= EXERCISE AIM =
How many lines of the data include the string "BANJAR"? State the number and nothing else.

= EXTRACTED INFORMATION =
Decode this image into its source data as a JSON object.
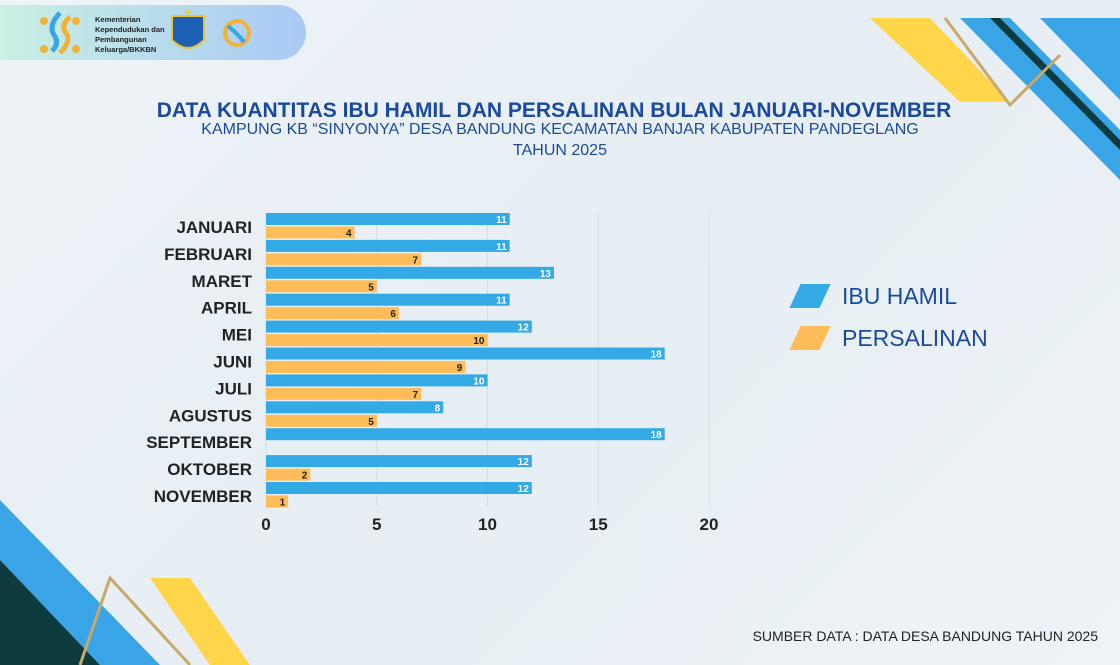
{
  "header": {
    "logo_text": "Kementerian Kependudukan dan Pembangunan Keluarga/BKKBN",
    "badge_text": "BALAI PENYULUH KB KECAMATAN BANJAR"
  },
  "title": "DATA KUANTITAS IBU HAMIL DAN PERSALINAN BULAN JANUARI-NOVEMBER",
  "subtitle": "KAMPUNG KB  “SINYONYA” DESA BANDUNG KECAMATAN BANJAR KABUPATEN PANDEGLANG",
  "subtitle2": "TAHUN 2025",
  "source": "SUMBER DATA : DATA DESA BANDUNG TAHUN 2025",
  "chart_data": {
    "type": "bar",
    "orientation": "horizontal",
    "categories": [
      "JANUARI",
      "FEBRUARI",
      "MARET",
      "APRIL",
      "MEI",
      "JUNI",
      "JULI",
      "AGUSTUS",
      "SEPTEMBER",
      "OKTOBER",
      "NOVEMBER"
    ],
    "series": [
      {
        "name": "IBU HAMIL",
        "color": "#33a9e6",
        "values": [
          11,
          11,
          13,
          11,
          12,
          18,
          10,
          8,
          18,
          12,
          12
        ]
      },
      {
        "name": "PERSALINAN",
        "color": "#ffbd59",
        "values": [
          4,
          7,
          5,
          6,
          10,
          9,
          7,
          5,
          null,
          2,
          1
        ]
      }
    ],
    "xlim": [
      0,
      20
    ],
    "xticks": [
      0,
      5,
      10,
      15,
      20
    ],
    "grid": true,
    "legend": "right"
  }
}
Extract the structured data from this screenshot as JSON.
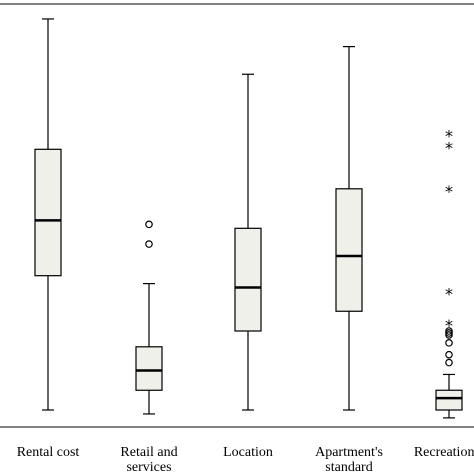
{
  "chart_data": {
    "type": "boxplot",
    "title": "",
    "xlabel": "",
    "ylabel": "",
    "ylim": [
      0,
      100
    ],
    "grid": false,
    "box_fill": "#f0f0ea",
    "categories": [
      [
        "Rental cost"
      ],
      [
        "Retail and",
        "services"
      ],
      [
        "Location"
      ],
      [
        "Apartment's",
        "standard"
      ],
      [
        "Recreation a"
      ]
    ],
    "boxes": [
      {
        "min": 0,
        "q1": 34,
        "median": 48,
        "q3": 66,
        "max": 99,
        "outliers": [],
        "extremes": []
      },
      {
        "min": -1,
        "q1": 5,
        "median": 10,
        "q3": 16,
        "max": 32,
        "outliers": [
          42,
          47
        ],
        "extremes": []
      },
      {
        "min": 0,
        "q1": 20,
        "median": 31,
        "q3": 46,
        "max": 85,
        "outliers": [],
        "extremes": []
      },
      {
        "min": 0,
        "q1": 25,
        "median": 39,
        "q3": 56,
        "max": 92,
        "outliers": [],
        "extremes": []
      },
      {
        "min": -2,
        "q1": 0,
        "median": 3,
        "q3": 5,
        "max": 9,
        "outliers": [
          12,
          14,
          17,
          19,
          19.5,
          20
        ],
        "extremes": [
          22,
          30,
          56,
          67,
          70
        ]
      }
    ]
  }
}
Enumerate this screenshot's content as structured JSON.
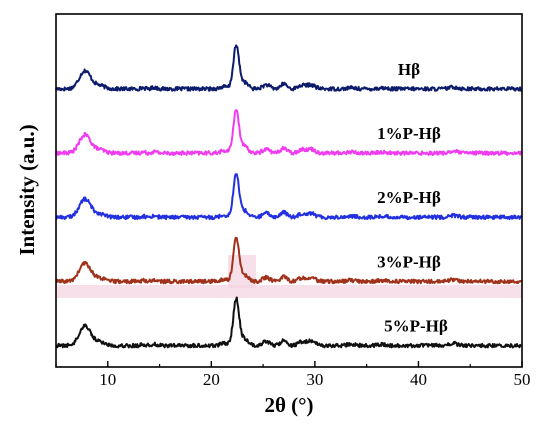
{
  "chart_data": {
    "type": "line",
    "title": "",
    "xlabel": "2θ (°)",
    "ylabel": "Intensity (a.u.)",
    "xlim": [
      5,
      50
    ],
    "x_ticks": [
      10,
      20,
      30,
      40,
      50
    ],
    "x_tick_labels": [
      "10",
      "20",
      "30",
      "40",
      "50"
    ],
    "y_ticks_shown": false,
    "grid": false,
    "legend": "none",
    "peaks": [
      {
        "center": 7.8,
        "height": 1.0,
        "width": 0.55
      },
      {
        "center": 9.2,
        "height": 0.18,
        "width": 0.5
      },
      {
        "center": 13.4,
        "height": 0.06,
        "width": 0.2
      },
      {
        "center": 14.5,
        "height": 0.08,
        "width": 0.25
      },
      {
        "center": 21.2,
        "height": 0.12,
        "width": 0.35
      },
      {
        "center": 22.4,
        "height": 2.35,
        "width": 0.28
      },
      {
        "center": 23.2,
        "height": 0.35,
        "width": 0.35
      },
      {
        "center": 25.3,
        "height": 0.22,
        "width": 0.35
      },
      {
        "center": 27.0,
        "height": 0.28,
        "width": 0.3
      },
      {
        "center": 28.7,
        "height": 0.18,
        "width": 0.35
      },
      {
        "center": 29.6,
        "height": 0.22,
        "width": 0.4
      },
      {
        "center": 33.5,
        "height": 0.06,
        "width": 0.4
      },
      {
        "center": 36.5,
        "height": 0.05,
        "width": 0.4
      },
      {
        "center": 43.4,
        "height": 0.1,
        "width": 0.4
      }
    ],
    "series": [
      {
        "name": "Hβ",
        "color": "#0d1b6b",
        "baseline": 5.2,
        "scale": 1.0
      },
      {
        "name": "1%P-Hβ",
        "color": "#f03cf0",
        "baseline": 4.0,
        "scale": 1.0
      },
      {
        "name": "2%P-Hβ",
        "color": "#2230e0",
        "baseline": 2.8,
        "scale": 1.0
      },
      {
        "name": "3%P-Hβ",
        "color": "#a0321c",
        "baseline": 1.6,
        "scale": 1.0
      },
      {
        "name": "5%P-Hβ",
        "color": "#111111",
        "baseline": 0.4,
        "scale": 1.1
      }
    ]
  }
}
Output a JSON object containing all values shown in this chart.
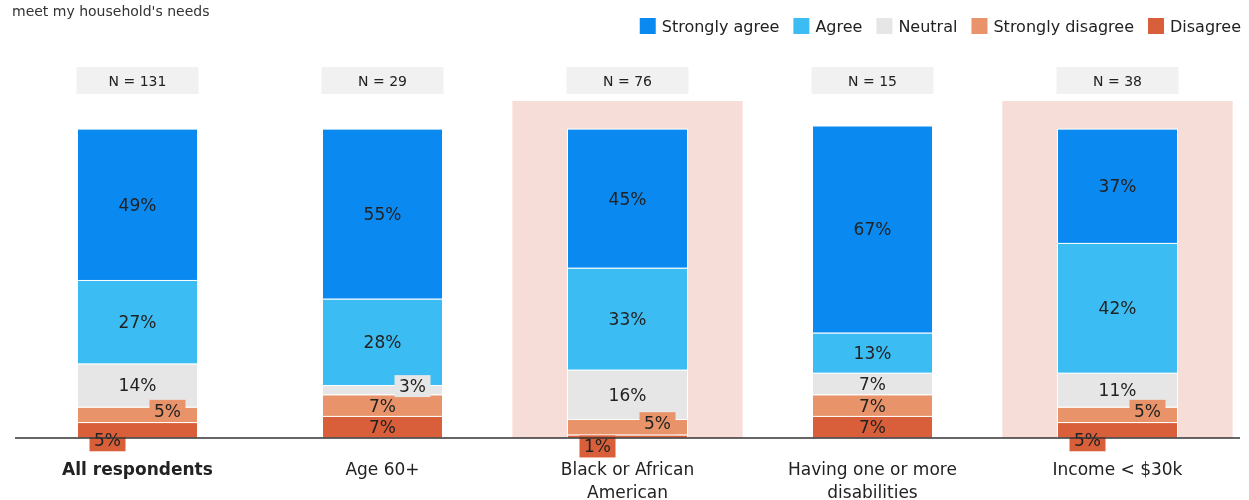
{
  "chart_data": {
    "type": "bar",
    "title": "meet my household's needs",
    "stacked": true,
    "legend": "top right",
    "categories": [
      "All respondents",
      "Age 60+",
      "Black or African American",
      "Having one or more disabilities",
      "Income < $30k"
    ],
    "series": [
      {
        "name": "Disagree",
        "color": "#d95f3a",
        "values": [
          5,
          7,
          1,
          7,
          5
        ],
        "value_labels": [
          "5%",
          "7%",
          "1%",
          "7%",
          "5%"
        ]
      },
      {
        "name": "Strongly disagree",
        "color": "#e9936a",
        "values": [
          5,
          7,
          5,
          7,
          5
        ],
        "value_labels": [
          "5%",
          "7%",
          "5%",
          "7%",
          "5%"
        ]
      },
      {
        "name": "Neutral",
        "color": "#e6e6e6",
        "values": [
          14,
          3,
          16,
          7,
          11
        ],
        "value_labels": [
          "14%",
          "3%",
          "16%",
          "7%",
          "11%"
        ]
      },
      {
        "name": "Agree",
        "color": "#3bbdf3",
        "values": [
          27,
          28,
          33,
          13,
          42
        ],
        "value_labels": [
          "27%",
          "28%",
          "33%",
          "13%",
          "42%"
        ]
      },
      {
        "name": "Strongly agree",
        "color": "#0a8af0",
        "values": [
          49,
          55,
          45,
          67,
          37
        ],
        "value_labels": [
          "49%",
          "55%",
          "45%",
          "67%",
          "37%"
        ]
      }
    ],
    "bands": [
      {
        "axis": "x",
        "from": "Black or African American",
        "to": "Black or African American",
        "color": "#f7ddd7"
      },
      {
        "axis": "x",
        "from": "Income < $30k",
        "to": "Income < $30k",
        "color": "#f7ddd7"
      }
    ],
    "annotations": [
      "N = 131",
      "N = 29",
      "N = 76",
      "N = 15",
      "N = 38"
    ]
  }
}
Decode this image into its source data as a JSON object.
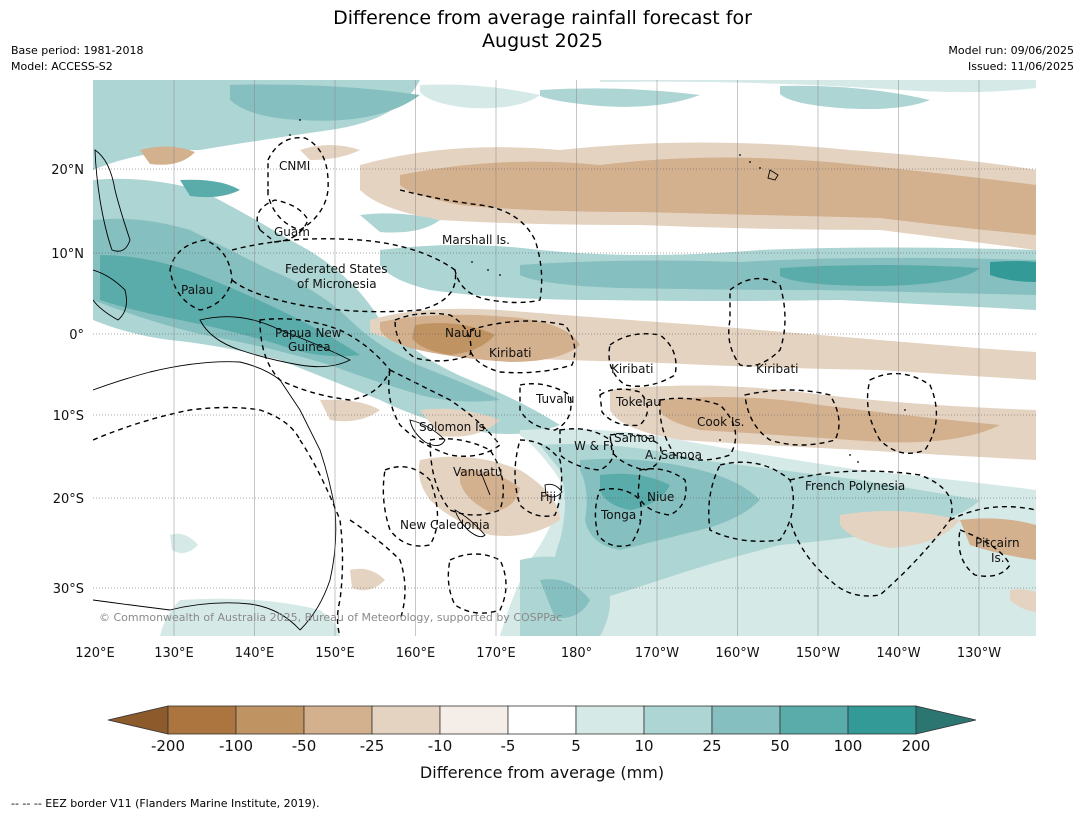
{
  "title_line1": "Difference from average rainfall forecast for",
  "title_line2": "August 2025",
  "base_period": "Base period: 1981-2018",
  "model": "Model: ACCESS-S2",
  "model_run": "Model run: 09/06/2025",
  "issued": "Issued: 11/06/2025",
  "copyright": "© Commonwealth of Australia 2025, Bureau of Meteorology, supported by COSPPac",
  "lon_ticks": [
    "120°E",
    "130°E",
    "140°E",
    "150°E",
    "160°E",
    "170°E",
    "180°",
    "170°W",
    "160°W",
    "150°W",
    "140°W",
    "130°W"
  ],
  "lat_ticks": [
    "20°N",
    "10°N",
    "0°",
    "10°S",
    "20°S",
    "30°S"
  ],
  "places": {
    "cnmi": "CNMI",
    "guam": "Guam",
    "marshall": "Marshall Is.",
    "fsm1": "Federated States",
    "fsm2": "of Micronesia",
    "palau": "Palau",
    "png1": "Papua New",
    "png2": "Guinea",
    "nauru": "Nauru",
    "kiribati_w": "Kiribati",
    "kiribati_c": "Kiribati",
    "kiribati_e": "Kiribati",
    "tuvalu": "Tuvalu",
    "tokelau": "Tokelau",
    "cook": "Cook Is.",
    "solomon": "Solomon Is.",
    "wf": "W & F",
    "samoa": "Samoa",
    "asamoa": "A. Samoa",
    "vanuatu": "Vanuatu",
    "fiji": "Fiji",
    "niue": "Niue",
    "tonga": "Tonga",
    "fp": "French Polynesia",
    "newcal": "New Caledonia",
    "pitcairn1": "Pitcairn",
    "pitcairn2": "Is."
  },
  "legend": {
    "title": "Difference from average (mm)",
    "ticks": [
      "-200",
      "-100",
      "-50",
      "-25",
      "-10",
      "-5",
      "5",
      "10",
      "25",
      "50",
      "100",
      "200"
    ],
    "colors": [
      "#8c5a2b",
      "#ac7540",
      "#c09363",
      "#d3b08e",
      "#e5d3c1",
      "#f5eee8",
      "#ffffff",
      "#d5e9e7",
      "#acd5d3",
      "#86bfbf",
      "#5aacab",
      "#339a98",
      "#2c7672"
    ]
  },
  "footnote": "--  --  -- EEZ border V11 (Flanders Marine Institute, 2019)."
}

= SOLUTION =
2